WORK TO BE COMPLETED
Return all entries precisely as they stand, without the images.

RECORDS SUPPLIED
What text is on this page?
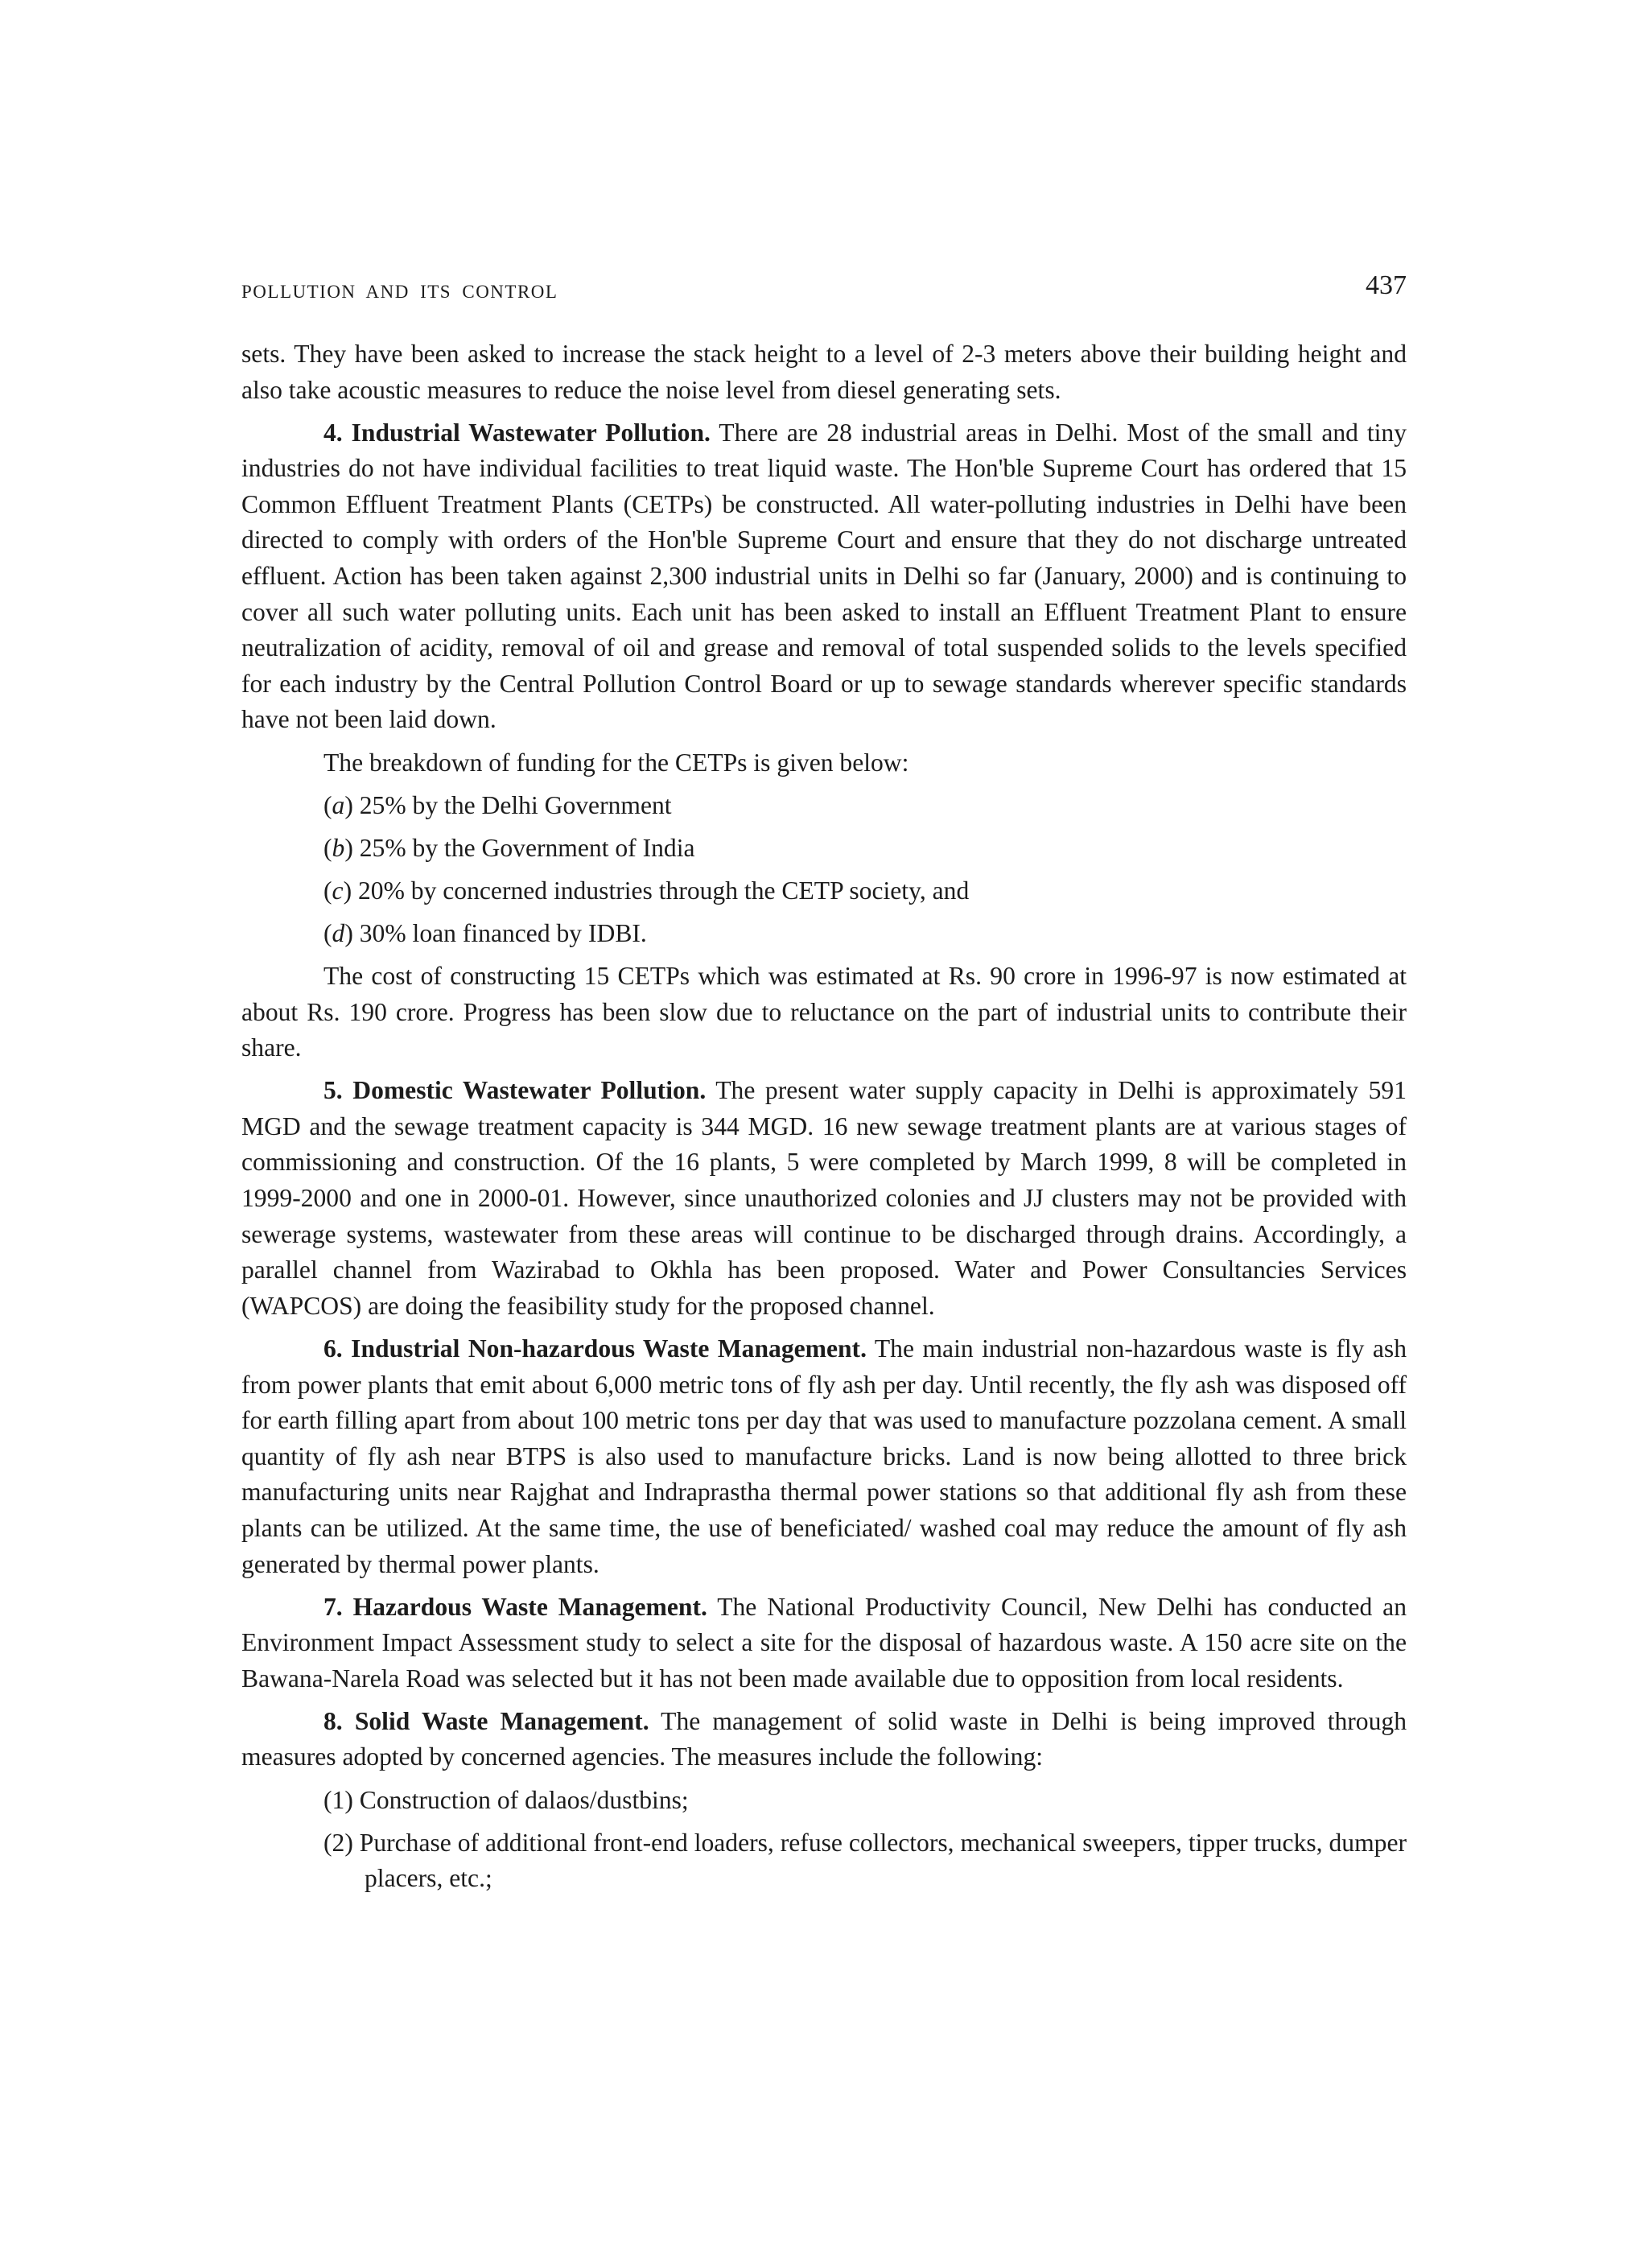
POLLUTION AND ITS CONTROL	437

sets. They have been asked to increase the stack height to a level of 2-3 meters above their building height and also take acoustic measures to reduce the noise level from diesel generating sets.

4. Industrial Wastewater Pollution. There are 28 industrial areas in Delhi. Most of the small and tiny industries do not have individual facilities to treat liquid waste. The Hon'ble Supreme Court has ordered that 15 Common Effluent Treatment Plants (CETPs) be constructed. All water-polluting industries in Delhi have been directed to comply with orders of the Hon'ble Supreme Court and ensure that they do not discharge untreated effluent. Action has been taken against 2,300 industrial units in Delhi so far (January, 2000) and is continuing to cover all such water polluting units. Each unit has been asked to install an Effluent Treatment Plant to ensure neutralization of acidity, removal of oil and grease and removal of total suspended solids to the levels specified for each industry by the Central Pollution Control Board or up to sewage standards wherever specific standards have not been laid down.

The breakdown of funding for the CETPs is given below:

(a) 25% by the Delhi Government
(b) 25% by the Government of India
(c) 20% by concerned industries through the CETP society, and
(d) 30% loan financed by IDBI.

The cost of constructing 15 CETPs which was estimated at Rs. 90 crore in 1996-97 is now estimated at about Rs. 190 crore. Progress has been slow due to reluctance on the part of industrial units to contribute their share.

5. Domestic Wastewater Pollution. The present water supply capacity in Delhi is approximately 591 MGD and the sewage treatment capacity is 344 MGD. 16 new sewage treatment plants are at various stages of commissioning and construction. Of the 16 plants, 5 were completed by March 1999, 8 will be completed in 1999-2000 and one in 2000-01. However, since unauthorized colonies and JJ clusters may not be provided with sewerage systems, wastewater from these areas will continue to be discharged through drains. Accordingly, a parallel channel from Wazirabad to Okhla has been proposed. Water and Power Consultancies Services (WAPCOS) are doing the feasibility study for the proposed channel.

6. Industrial Non-hazardous Waste Management. The main industrial non-hazardous waste is fly ash from power plants that emit about 6,000 metric tons of fly ash per day. Until recently, the fly ash was disposed off for earth filling apart from about 100 metric tons per day that was used to manufacture pozzolana cement. A small quantity of fly ash near BTPS is also used to manufacture bricks. Land is now being allotted to three brick manufacturing units near Rajghat and Indraprastha thermal power stations so that additional fly ash from these plants can be utilized. At the same time, the use of beneficiated/ washed coal may reduce the amount of fly ash generated by thermal power plants.

7. Hazardous Waste Management. The National Productivity Council, New Delhi has conducted an Environment Impact Assessment study to select a site for the disposal of hazardous waste. A 150 acre site on the Bawana-Narela Road was selected but it has not been made available due to opposition from local residents.

8. Solid Waste Management. The management of solid waste in Delhi is being improved through measures adopted by concerned agencies. The measures include the following:

(1) Construction of dalaos/dustbins;
(2) Purchase of additional front-end loaders, refuse collectors, mechanical sweepers, tipper trucks, dumper placers, etc.;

RIGHT ANSWER
What text is on this page?
POLLUTION AND ITS CONTROL	437

sets. They have been asked to increase the stack height to a level of 2-3 meters above their building height and also take acoustic measures to reduce the noise level from diesel generating sets.

4. Industrial Wastewater Pollution. There are 28 industrial areas in Delhi. Most of the small and tiny industries do not have individual facilities to treat liquid waste. The Hon'ble Supreme Court has ordered that 15 Common Effluent Treatment Plants (CETPs) be constructed. All water-polluting industries in Delhi have been directed to comply with orders of the Hon'ble Supreme Court and ensure that they do not discharge untreated effluent. Action has been taken against 2,300 industrial units in Delhi so far (January, 2000) and is continuing to cover all such water polluting units. Each unit has been asked to install an Effluent Treatment Plant to ensure neutralization of acidity, removal of oil and grease and removal of total suspended solids to the levels specified for each industry by the Central Pollution Control Board or up to sewage standards wherever specific standards have not been laid down.

The breakdown of funding for the CETPs is given below:

(a) 25% by the Delhi Government
(b) 25% by the Government of India
(c) 20% by concerned industries through the CETP society, and
(d) 30% loan financed by IDBI.

The cost of constructing 15 CETPs which was estimated at Rs. 90 crore in 1996-97 is now estimated at about Rs. 190 crore. Progress has been slow due to reluctance on the part of industrial units to contribute their share.

5. Domestic Wastewater Pollution. The present water supply capacity in Delhi is approximately 591 MGD and the sewage treatment capacity is 344 MGD. 16 new sewage treatment plants are at various stages of commissioning and construction. Of the 16 plants, 5 were completed by March 1999, 8 will be completed in 1999-2000 and one in 2000-01. However, since unauthorized colonies and JJ clusters may not be provided with sewerage systems, wastewater from these areas will continue to be discharged through drains. Accordingly, a parallel channel from Wazirabad to Okhla has been proposed. Water and Power Consultancies Services (WAPCOS) are doing the feasibility study for the proposed channel.

6. Industrial Non-hazardous Waste Management. The main industrial non-hazardous waste is fly ash from power plants that emit about 6,000 metric tons of fly ash per day. Until recently, the fly ash was disposed off for earth filling apart from about 100 metric tons per day that was used to manufacture pozzolana cement. A small quantity of fly ash near BTPS is also used to manufacture bricks. Land is now being allotted to three brick manufacturing units near Rajghat and Indraprastha thermal power stations so that additional fly ash from these plants can be utilized. At the same time, the use of beneficiated/ washed coal may reduce the amount of fly ash generated by thermal power plants.

7. Hazardous Waste Management. The National Productivity Council, New Delhi has conducted an Environment Impact Assessment study to select a site for the disposal of hazardous waste. A 150 acre site on the Bawana-Narela Road was selected but it has not been made available due to opposition from local residents.

8. Solid Waste Management. The management of solid waste in Delhi is being improved through measures adopted by concerned agencies. The measures include the following:

(1) Construction of dalaos/dustbins;
(2) Purchase of additional front-end loaders, refuse collectors, mechanical sweepers, tipper trucks, dumper placers, etc.;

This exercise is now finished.